§ **Stated problem**:
Write the listing out again, all of it, word for word.
=-=-=-=-=
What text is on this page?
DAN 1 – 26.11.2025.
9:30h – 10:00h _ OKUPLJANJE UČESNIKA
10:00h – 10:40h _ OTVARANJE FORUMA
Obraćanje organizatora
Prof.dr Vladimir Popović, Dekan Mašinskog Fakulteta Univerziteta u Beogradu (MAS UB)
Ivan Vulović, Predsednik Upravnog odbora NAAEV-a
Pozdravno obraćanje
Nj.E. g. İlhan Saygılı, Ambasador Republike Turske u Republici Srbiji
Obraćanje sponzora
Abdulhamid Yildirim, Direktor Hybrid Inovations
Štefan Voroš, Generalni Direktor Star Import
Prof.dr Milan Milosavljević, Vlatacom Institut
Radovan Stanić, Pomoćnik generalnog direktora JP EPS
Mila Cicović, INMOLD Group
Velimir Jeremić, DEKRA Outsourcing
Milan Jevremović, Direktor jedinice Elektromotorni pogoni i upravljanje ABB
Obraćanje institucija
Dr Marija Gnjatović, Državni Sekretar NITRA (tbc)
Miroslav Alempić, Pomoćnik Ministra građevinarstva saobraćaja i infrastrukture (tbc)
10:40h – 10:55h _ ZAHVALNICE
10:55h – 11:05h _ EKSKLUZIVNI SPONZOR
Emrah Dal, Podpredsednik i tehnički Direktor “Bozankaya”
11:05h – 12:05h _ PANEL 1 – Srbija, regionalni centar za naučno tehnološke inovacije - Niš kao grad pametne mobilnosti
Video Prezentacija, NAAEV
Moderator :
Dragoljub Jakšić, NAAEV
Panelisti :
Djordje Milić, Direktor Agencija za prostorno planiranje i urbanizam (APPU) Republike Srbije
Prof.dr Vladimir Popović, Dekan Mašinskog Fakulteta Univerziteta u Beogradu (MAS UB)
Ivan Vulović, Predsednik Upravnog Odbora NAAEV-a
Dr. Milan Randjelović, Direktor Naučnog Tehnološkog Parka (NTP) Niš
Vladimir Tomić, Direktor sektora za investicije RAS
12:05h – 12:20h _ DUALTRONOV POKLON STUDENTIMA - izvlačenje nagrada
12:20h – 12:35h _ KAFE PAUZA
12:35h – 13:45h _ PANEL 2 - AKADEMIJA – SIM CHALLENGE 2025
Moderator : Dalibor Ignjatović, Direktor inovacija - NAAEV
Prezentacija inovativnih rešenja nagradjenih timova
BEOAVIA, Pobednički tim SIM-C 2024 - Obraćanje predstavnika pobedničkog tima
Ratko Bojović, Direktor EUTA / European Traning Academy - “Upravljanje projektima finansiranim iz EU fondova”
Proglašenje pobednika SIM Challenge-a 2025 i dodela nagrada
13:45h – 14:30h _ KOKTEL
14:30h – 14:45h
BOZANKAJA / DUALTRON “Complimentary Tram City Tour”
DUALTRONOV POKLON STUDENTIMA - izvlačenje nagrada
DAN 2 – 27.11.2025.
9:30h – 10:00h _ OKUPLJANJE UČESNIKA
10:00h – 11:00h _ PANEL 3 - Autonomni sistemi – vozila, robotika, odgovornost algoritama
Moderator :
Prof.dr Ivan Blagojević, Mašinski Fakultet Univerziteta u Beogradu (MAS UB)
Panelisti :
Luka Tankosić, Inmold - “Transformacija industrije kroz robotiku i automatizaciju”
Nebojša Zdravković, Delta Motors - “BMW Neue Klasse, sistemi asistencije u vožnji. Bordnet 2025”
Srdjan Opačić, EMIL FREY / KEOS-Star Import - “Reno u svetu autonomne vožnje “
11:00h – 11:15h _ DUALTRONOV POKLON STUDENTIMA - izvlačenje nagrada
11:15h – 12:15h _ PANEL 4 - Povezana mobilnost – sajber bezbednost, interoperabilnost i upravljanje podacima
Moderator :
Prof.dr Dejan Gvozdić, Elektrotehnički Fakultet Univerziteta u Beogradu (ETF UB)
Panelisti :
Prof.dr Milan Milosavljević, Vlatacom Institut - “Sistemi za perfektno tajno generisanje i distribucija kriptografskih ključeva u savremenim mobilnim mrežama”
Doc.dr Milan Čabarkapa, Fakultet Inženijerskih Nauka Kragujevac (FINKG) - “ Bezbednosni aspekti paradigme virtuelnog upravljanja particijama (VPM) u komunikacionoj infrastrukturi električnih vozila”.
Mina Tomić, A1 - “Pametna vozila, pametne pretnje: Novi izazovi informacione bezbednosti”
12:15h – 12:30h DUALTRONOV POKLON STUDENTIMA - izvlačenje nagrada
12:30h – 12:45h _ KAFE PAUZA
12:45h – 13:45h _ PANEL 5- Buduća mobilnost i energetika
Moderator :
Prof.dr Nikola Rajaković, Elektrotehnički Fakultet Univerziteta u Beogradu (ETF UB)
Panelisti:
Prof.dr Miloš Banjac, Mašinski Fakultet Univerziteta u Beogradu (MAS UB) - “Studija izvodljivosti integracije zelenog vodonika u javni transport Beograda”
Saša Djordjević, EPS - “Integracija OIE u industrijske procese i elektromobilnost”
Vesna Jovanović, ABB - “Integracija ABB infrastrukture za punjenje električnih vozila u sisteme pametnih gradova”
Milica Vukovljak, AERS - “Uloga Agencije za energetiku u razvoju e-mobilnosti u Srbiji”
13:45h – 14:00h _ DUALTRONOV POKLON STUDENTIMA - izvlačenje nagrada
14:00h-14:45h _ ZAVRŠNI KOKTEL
=-=-=-=-=
§ **Worked answer**:
What text is on this page?
DAN 1 – 26.11.2025.
9:30h – 10:00h _ OKUPLJANJE UČESNIKA
10:00h – 10:40h _ OTVARANJE FORUMA
Obraćanje organizatora
Prof.dr Vladimir Popović, Dekan Mašinskog Fakulteta Univerziteta u Beogradu (MAS UB)
Ivan Vulović, Predsednik Upravnog odbora NAAEV-a
Pozdravno obraćanje
Nj.E. g. İlhan Saygılı, Ambasador Republike Turske u Republici Srbiji
Obraćanje sponzora
Abdulhamid Yildirim, Direktor Hybrid Inovations
Štefan Voroš, Generalni Direktor Star Import
Prof.dr Milan Milosavljević, Vlatacom Institut
Radovan Stanić, Pomoćnik generalnog direktora JP EPS
Mila Cicović, INMOLD Group
Velimir Jeremić, DEKRA Outsourcing
Milan Jevremović, Direktor jedinice Elektromotorni pogoni i upravljanje ABB
Obraćanje institucija
Dr Marija Gnjatović, Državni Sekretar NITRA (tbc)
Miroslav Alempić, Pomoćnik Ministra građevinarstva saobraćaja i infrastrukture (tbc)
10:40h – 10:55h _ ZAHVALNICE
10:55h – 11:05h _ EKSKLUZIVNI SPONZOR
Emrah Dal, Podpredsednik i tehnički Direktor “Bozankaya”
11:05h – 12:05h _ PANEL 1 – Srbija, regionalni centar za naučno tehnološke inovacije - Niš kao grad pametne mobilnosti
Video Prezentacija, NAAEV
Moderator :
Dragoljub Jakšić, NAAEV
Panelisti :
Djordje Milić, Direktor Agencija za prostorno planiranje i urbanizam (APPU) Republike Srbije
Prof.dr Vladimir Popović, Dekan Mašinskog Fakulteta Univerziteta u Beogradu (MAS UB)
Ivan Vulović, Predsednik Upravnog Odbora NAAEV-a
Dr. Milan Randjelović, Direktor Naučnog Tehnološkog Parka (NTP) Niš
Vladimir Tomić, Direktor sektora za investicije RAS
12:05h – 12:20h _ DUALTRONOV POKLON STUDENTIMA - izvlačenje nagrada
12:20h – 12:35h _ KAFE PAUZA
12:35h – 13:45h _ PANEL 2 - AKADEMIJA – SIM CHALLENGE 2025
Moderator : Dalibor Ignjatović, Direktor inovacija - NAAEV
Prezentacija inovativnih rešenja nagradjenih timova
BEOAVIA, Pobednički tim SIM-C 2024 - Obraćanje predstavnika pobedničkog tima
Ratko Bojović, Direktor EUTA / European Traning Academy - “Upravljanje projektima finansiranim iz EU fondova”
Proglašenje pobednika SIM Challenge-a 2025 i dodela nagrada
13:45h – 14:30h _ KOKTEL
14:30h – 14:45h
BOZANKAJA / DUALTRON “Complimentary Tram City Tour”
DUALTRONOV POKLON STUDENTIMA - izvlačenje nagrada
DAN 2 – 27.11.2025.
9:30h – 10:00h _ OKUPLJANJE UČESNIKA
10:00h – 11:00h _ PANEL 3 - Autonomni sistemi – vozila, robotika, odgovornost algoritama
Moderator :
Prof.dr Ivan Blagojević, Mašinski Fakultet Univerziteta u Beogradu (MAS UB)
Panelisti :
Luka Tankosić, Inmold - “Transformacija industrije kroz robotiku i automatizaciju”
Nebojša Zdravković, Delta Motors - “BMW Neue Klasse, sistemi asistencije u vožnji. Bordnet 2025”
Srdjan Opačić, EMIL FREY / KEOS-Star Import - “Reno u svetu autonomne vožnje “
11:00h – 11:15h _ DUALTRONOV POKLON STUDENTIMA - izvlačenje nagrada
11:15h – 12:15h _ PANEL 4 - Povezana mobilnost – sajber bezbednost, interoperabilnost i upravljanje podacima
Moderator :
Prof.dr Dejan Gvozdić, Elektrotehnički Fakultet Univerziteta u Beogradu (ETF UB)
Panelisti :
Prof.dr Milan Milosavljević, Vlatacom Institut - “Sistemi za perfektno tajno generisanje i distribucija kriptografskih ključeva u savremenim mobilnim mrežama”
Doc.dr Milan Čabarkapa, Fakultet Inženijerskih Nauka Kragujevac (FINKG) - “ Bezbednosni aspekti paradigme virtuelnog upravljanja particijama (VPM) u komunikacionoj infrastrukturi električnih vozila”.
Mina Tomić, A1 - “Pametna vozila, pametne pretnje: Novi izazovi informacione bezbednosti”
12:15h – 12:30h DUALTRONOV POKLON STUDENTIMA - izvlačenje nagrada
12:30h – 12:45h _ KAFE PAUZA
12:45h – 13:45h _ PANEL 5- Buduća mobilnost i energetika
Moderator :
Prof.dr Nikola Rajaković, Elektrotehnički Fakultet Univerziteta u Beogradu (ETF UB)
Panelisti:
Prof.dr Miloš Banjac, Mašinski Fakultet Univerziteta u Beogradu (MAS UB) - “Studija izvodljivosti integracije zelenog vodonika u javni transport Beograda”
Saša Djordjević, EPS - “Integracija OIE u industrijske procese i elektromobilnost”
Vesna Jovanović, ABB - “Integracija ABB infrastrukture za punjenje električnih vozila u sisteme pametnih gradova”
Milica Vukovljak, AERS - “Uloga Agencije za energetiku u razvoju e-mobilnosti u Srbiji”
13:45h – 14:00h _ DUALTRONOV POKLON STUDENTIMA - izvlačenje nagrada
14:00h-14:45h _ ZAVRŠNI KOKTEL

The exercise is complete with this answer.